- EXERCISE INSTRUCTIONS -
Across the entries, how many lines have the string "JSON" in them? Reply with only a number.

Extracted data entries
|---|

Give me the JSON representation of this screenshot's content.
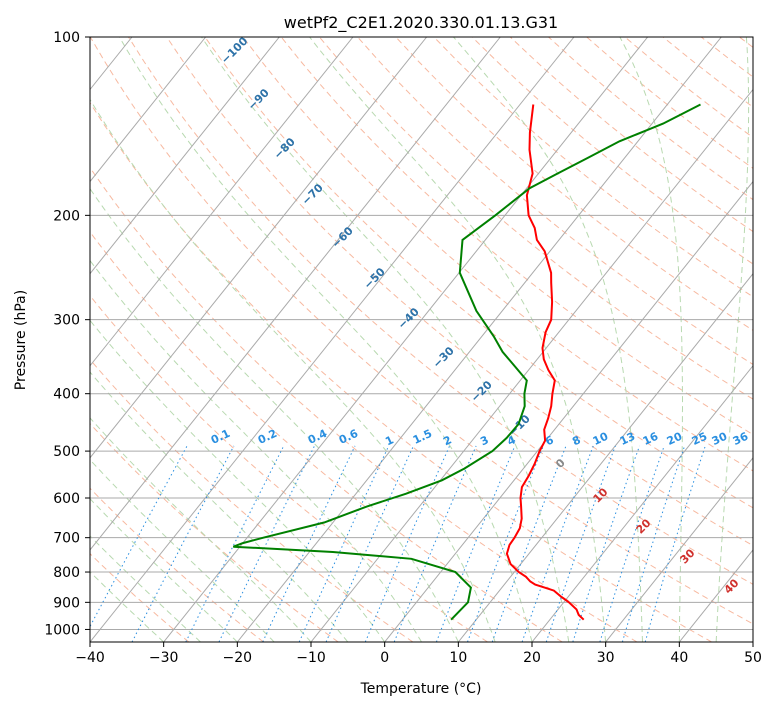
{
  "chart_data": {
    "type": "line",
    "title": "wetPf2_C2E1.2020.330.01.13.G31",
    "xlabel": "Temperature (°C)",
    "ylabel": "Pressure (hPa)",
    "xlim": [
      -40,
      50
    ],
    "ylim": [
      1050,
      100
    ],
    "y_scale": "log",
    "x_ticks": [
      "−40",
      "−30",
      "−20",
      "−10",
      "0",
      "10",
      "20",
      "30",
      "40",
      "50"
    ],
    "y_ticks": [
      "100",
      "200",
      "300",
      "400",
      "500",
      "600",
      "700",
      "800",
      "900",
      "1000"
    ],
    "grid": true,
    "skew": "skew-T log-p",
    "series": [
      {
        "color": "#ff0000",
        "x": [
          24.6,
          23.4,
          22.5,
          20.7,
          19.0,
          17.4,
          15.8,
          14.2,
          13.2,
          12.1,
          10.6,
          8.6,
          7.0,
          6.4,
          6.3,
          6.0,
          5.2,
          3.8,
          2.8,
          1.8,
          1.5,
          1.0,
          0.3,
          -0.1,
          -1.4,
          -2.1,
          -3.0,
          -4.2,
          -5.3,
          -7.3,
          -9.1,
          -10.5,
          -11.8,
          -12.4,
          -14.2,
          -16.4,
          -17.5,
          -20.7,
          -23.0,
          -24.6,
          -26.8,
          -29.2,
          -30.8,
          -33.8,
          -35.6,
          -38.2
        ],
        "y": [
          963,
          945,
          925,
          900,
          880,
          860,
          850,
          840,
          830,
          815,
          800,
          775,
          745,
          720,
          700,
          675,
          650,
          620,
          600,
          575,
          550,
          525,
          500,
          480,
          460,
          440,
          420,
          400,
          380,
          365,
          350,
          335,
          315,
          300,
          280,
          260,
          250,
          230,
          220,
          210,
          200,
          185,
          170,
          155,
          145,
          130
        ]
      },
      {
        "color": "#008000",
        "x": [
          6.6,
          7.0,
          5.8,
          2.0,
          -5.4,
          -16.8,
          -30.9,
          -30.0,
          -27.8,
          -21.2,
          -17.1,
          -13.2,
          -9.8,
          -8.0,
          -6.1,
          -5.6,
          -5.5,
          -6.6,
          -8.0,
          -9.1,
          -12.2,
          -15.5,
          -18.4,
          -23.5,
          -29.9,
          -33.1,
          -31.3,
          -29.6,
          -27.4,
          -25.0,
          -22.5,
          -18.5,
          -15.5
        ],
        "y": [
          963,
          900,
          850,
          800,
          760,
          740,
          725,
          715,
          700,
          660,
          620,
          590,
          560,
          535,
          500,
          475,
          450,
          420,
          400,
          380,
          360,
          340,
          320,
          290,
          250,
          220,
          200,
          180,
          170,
          160,
          150,
          140,
          130
        ]
      }
    ]
  }
}
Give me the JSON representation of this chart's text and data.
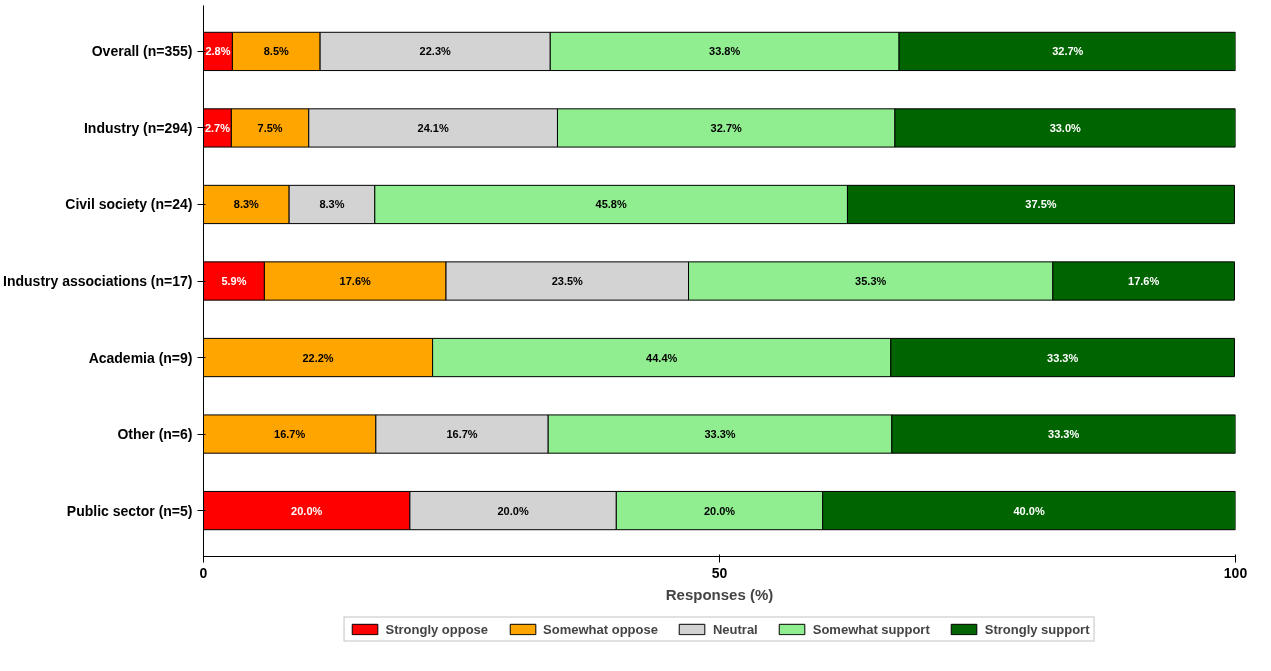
{
  "chart_data": {
    "type": "bar",
    "orientation": "horizontal",
    "stacked": true,
    "xlabel": "Responses (%)",
    "xlim": [
      0,
      100
    ],
    "xticks": [
      0,
      50,
      100
    ],
    "grid": false,
    "legend": "bottom",
    "categories": [
      "Overall (n=355)",
      "Industry (n=294)",
      "Civil society (n=24)",
      "Industry associations (n=17)",
      "Academia (n=9)",
      "Other (n=6)",
      "Public sector (n=5)"
    ],
    "series": [
      {
        "name": "Strongly oppose",
        "color": "#ff0000",
        "values": [
          2.8,
          2.7,
          null,
          5.9,
          null,
          null,
          20.0
        ],
        "value_labels": [
          "2.8%",
          "2.7%",
          null,
          "5.9%",
          null,
          null,
          "20.0%"
        ]
      },
      {
        "name": "Somewhat oppose",
        "color": "#ffa500",
        "values": [
          8.5,
          7.5,
          8.3,
          17.6,
          22.2,
          16.7,
          null
        ],
        "value_labels": [
          "8.5%",
          "7.5%",
          "8.3%",
          "17.6%",
          "22.2%",
          "16.7%",
          null
        ]
      },
      {
        "name": "Neutral",
        "color": "#d3d3d3",
        "values": [
          22.3,
          24.1,
          8.3,
          23.5,
          null,
          16.7,
          20.0
        ],
        "value_labels": [
          "22.3%",
          "24.1%",
          "8.3%",
          "23.5%",
          null,
          "16.7%",
          "20.0%"
        ]
      },
      {
        "name": "Somewhat support",
        "color": "#90ee90",
        "values": [
          33.8,
          32.7,
          45.8,
          35.3,
          44.4,
          33.3,
          20.0
        ],
        "value_labels": [
          "33.8%",
          "32.7%",
          "45.8%",
          "35.3%",
          "44.4%",
          "33.3%",
          "20.0%"
        ]
      },
      {
        "name": "Strongly support",
        "color": "#006400",
        "values": [
          32.7,
          33.0,
          37.5,
          17.6,
          33.3,
          33.3,
          40.0
        ],
        "value_labels": [
          "32.7%",
          "33.0%",
          "37.5%",
          "17.6%",
          "33.3%",
          "33.3%",
          "40.0%"
        ]
      }
    ]
  }
}
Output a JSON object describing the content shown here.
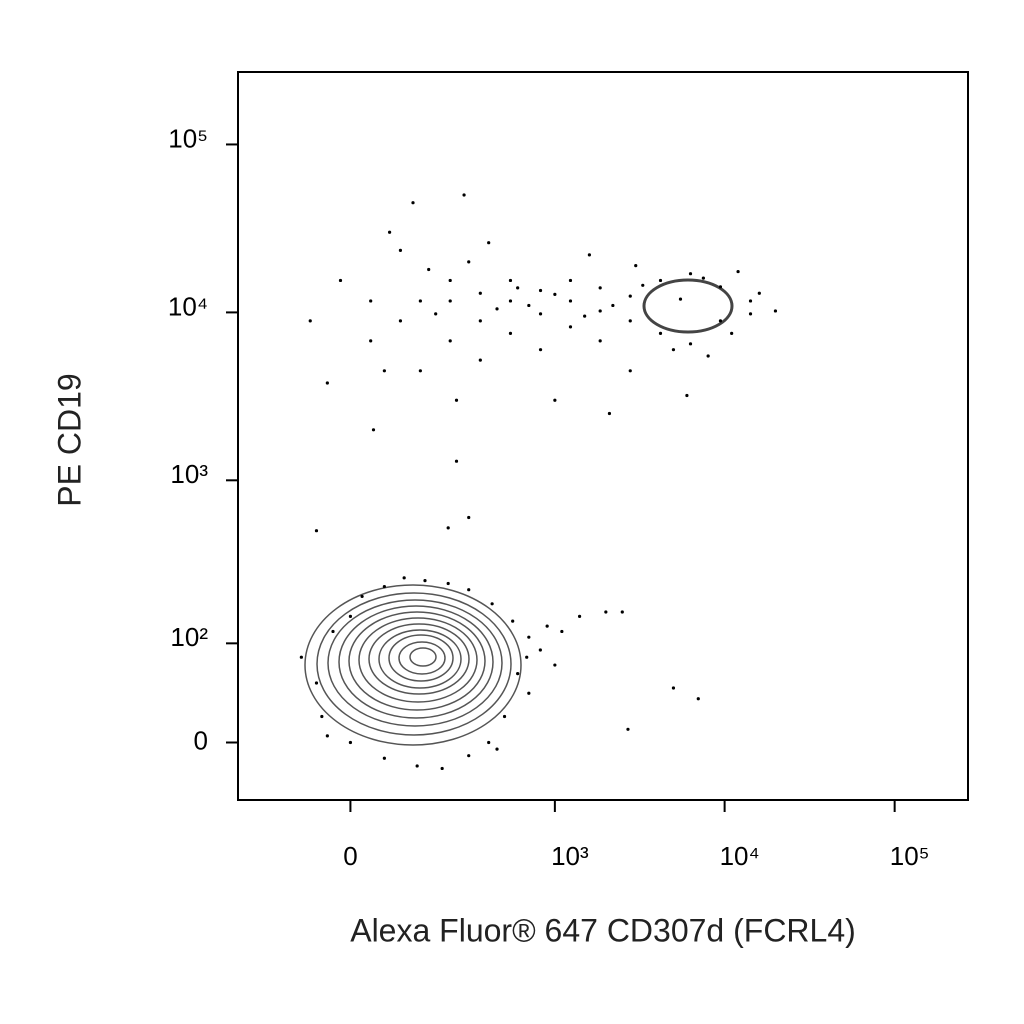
{
  "chart_data": {
    "type": "scatter",
    "x_label": "Alexa Fluor® 647 CD307d (FCRL4)",
    "y_label": "PE CD19",
    "color": "#000000",
    "xlim": [
      -275,
      270000
    ],
    "ylim": [
      -48,
      270000
    ],
    "xticks": [
      0,
      {
        "value": 1000,
        "label": "10³"
      },
      {
        "value": 10000,
        "label": "10⁴"
      },
      {
        "value": 100000,
        "label": "10⁵"
      }
    ],
    "yticks": [
      0,
      {
        "value": 100,
        "label": "10²"
      },
      {
        "value": 1000,
        "label": "10³"
      },
      {
        "value": 10000,
        "label": "10⁴"
      },
      {
        "value": 100000,
        "label": "10⁵"
      }
    ],
    "x": [
      -72,
      -17,
      35,
      35,
      92,
      92,
      138,
      138,
      227,
      227,
      227,
      355,
      355,
      355,
      543,
      543,
      543,
      822,
      822,
      822,
      1237,
      1237,
      1237,
      1852,
      1852,
      1852,
      2785,
      2785,
      2785,
      4196,
      4196,
      6300,
      6300,
      9450,
      9450,
      14200,
      14200,
      19900,
      60,
      160,
      300,
      450,
      700,
      1000,
      1500,
      2200,
      3300,
      5000,
      7500,
      11000,
      16000,
      250,
      2100,
      6000,
      120,
      280,
      70,
      400,
      1600,
      -40,
      40,
      1000,
      3000,
      8000,
      12000,
      600,
      180,
      5500,
      -90,
      -60,
      -50,
      -30,
      0,
      20,
      60,
      100,
      150,
      220,
      300,
      420,
      560,
      700,
      820,
      1100,
      1400,
      600,
      500,
      400,
      300,
      200,
      130,
      60,
      0,
      -40,
      450,
      700,
      1000,
      2000,
      2500,
      2700,
      5000,
      7000,
      300,
      220,
      250,
      -60,
      680,
      900
    ],
    "values": [
      8900,
      15500,
      11700,
      6770,
      23400,
      8900,
      11700,
      4490,
      15500,
      6770,
      11700,
      8900,
      13000,
      5200,
      11700,
      15500,
      7500,
      9800,
      13500,
      6000,
      11700,
      15500,
      8200,
      10200,
      14000,
      6770,
      12500,
      8900,
      4490,
      15500,
      7500,
      17000,
      6500,
      14200,
      8900,
      11700,
      9800,
      10200,
      4490,
      18000,
      20000,
      10500,
      11000,
      12800,
      9500,
      11000,
      14500,
      6000,
      16000,
      7500,
      13000,
      3000,
      2500,
      3200,
      45000,
      50000,
      30000,
      26000,
      22000,
      3800,
      2000,
      3000,
      19000,
      5500,
      17500,
      14000,
      9800,
      12000,
      80,
      50,
      20,
      120,
      150,
      200,
      230,
      260,
      250,
      240,
      220,
      180,
      140,
      110,
      90,
      120,
      150,
      60,
      20,
      0,
      -10,
      -20,
      -18,
      -12,
      0,
      5,
      -5,
      40,
      70,
      160,
      160,
      10,
      45,
      35,
      600,
      520,
      1300,
      500,
      80,
      130
    ]
  }
}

|---|

- OUTPUT OF THE EXERCISE -
3